- [Entries taken from a collection]:
════
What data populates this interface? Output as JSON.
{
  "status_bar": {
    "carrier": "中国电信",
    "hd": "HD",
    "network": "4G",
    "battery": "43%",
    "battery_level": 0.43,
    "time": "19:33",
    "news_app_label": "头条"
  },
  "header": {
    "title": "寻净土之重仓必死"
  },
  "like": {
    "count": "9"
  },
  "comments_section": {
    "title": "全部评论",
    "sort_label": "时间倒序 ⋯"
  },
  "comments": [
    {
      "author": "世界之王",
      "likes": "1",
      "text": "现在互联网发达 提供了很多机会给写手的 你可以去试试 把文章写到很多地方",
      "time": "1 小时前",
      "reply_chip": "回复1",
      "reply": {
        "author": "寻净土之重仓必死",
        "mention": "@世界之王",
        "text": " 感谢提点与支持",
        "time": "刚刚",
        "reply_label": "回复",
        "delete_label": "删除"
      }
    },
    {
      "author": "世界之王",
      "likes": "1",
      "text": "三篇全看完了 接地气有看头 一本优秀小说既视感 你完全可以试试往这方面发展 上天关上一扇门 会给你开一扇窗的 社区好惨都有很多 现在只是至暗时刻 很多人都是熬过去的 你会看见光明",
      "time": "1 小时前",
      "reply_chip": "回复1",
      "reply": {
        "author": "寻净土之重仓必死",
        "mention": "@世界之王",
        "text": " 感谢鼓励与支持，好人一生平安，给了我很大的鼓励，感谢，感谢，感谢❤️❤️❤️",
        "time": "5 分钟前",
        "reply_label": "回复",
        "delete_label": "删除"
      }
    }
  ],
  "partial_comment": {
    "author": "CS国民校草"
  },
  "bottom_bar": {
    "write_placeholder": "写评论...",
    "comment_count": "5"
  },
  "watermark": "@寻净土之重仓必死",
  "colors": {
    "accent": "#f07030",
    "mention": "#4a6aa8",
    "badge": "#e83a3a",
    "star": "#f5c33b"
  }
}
════
Return each entry from above without altering a single character.

What data populates this interface? Output as JSON.
{
  "status_bar": {
    "carrier": "中国电信",
    "hd": "HD",
    "network": "4G",
    "battery": "43%",
    "battery_level": 0.43,
    "time": "19:33",
    "news_app_label": "头条"
  },
  "header": {
    "title": "寻净土之重仓必死"
  },
  "like": {
    "count": "9"
  },
  "comments_section": {
    "title": "全部评论",
    "sort_label": "时间倒序 ⋯"
  },
  "comments": [
    {
      "author": "世界之王",
      "likes": "1",
      "text": "现在互联网发达 提供了很多机会给写手的 你可以去试试 把文章写到很多地方",
      "time": "1 小时前",
      "reply_chip": "回复1",
      "reply": {
        "author": "寻净土之重仓必死",
        "mention": "@世界之王",
        "text": " 感谢提点与支持",
        "time": "刚刚",
        "reply_label": "回复",
        "delete_label": "删除"
      }
    },
    {
      "author": "世界之王",
      "likes": "1",
      "text": "三篇全看完了 接地气有看头 一本优秀小说既视感 你完全可以试试往这方面发展 上天关上一扇门 会给你开一扇窗的 社区好惨都有很多 现在只是至暗时刻 很多人都是熬过去的 你会看见光明",
      "time": "1 小时前",
      "reply_chip": "回复1",
      "reply": {
        "author": "寻净土之重仓必死",
        "mention": "@世界之王",
        "text": " 感谢鼓励与支持，好人一生平安，给了我很大的鼓励，感谢，感谢，感谢❤️❤️❤️",
        "time": "5 分钟前",
        "reply_label": "回复",
        "delete_label": "删除"
      }
    }
  ],
  "partial_comment": {
    "author": "CS国民校草"
  },
  "bottom_bar": {
    "write_placeholder": "写评论...",
    "comment_count": "5"
  },
  "watermark": "@寻净土之重仓必死",
  "colors": {
    "accent": "#f07030",
    "mention": "#4a6aa8",
    "badge": "#e83a3a",
    "star": "#f5c33b"
  }
}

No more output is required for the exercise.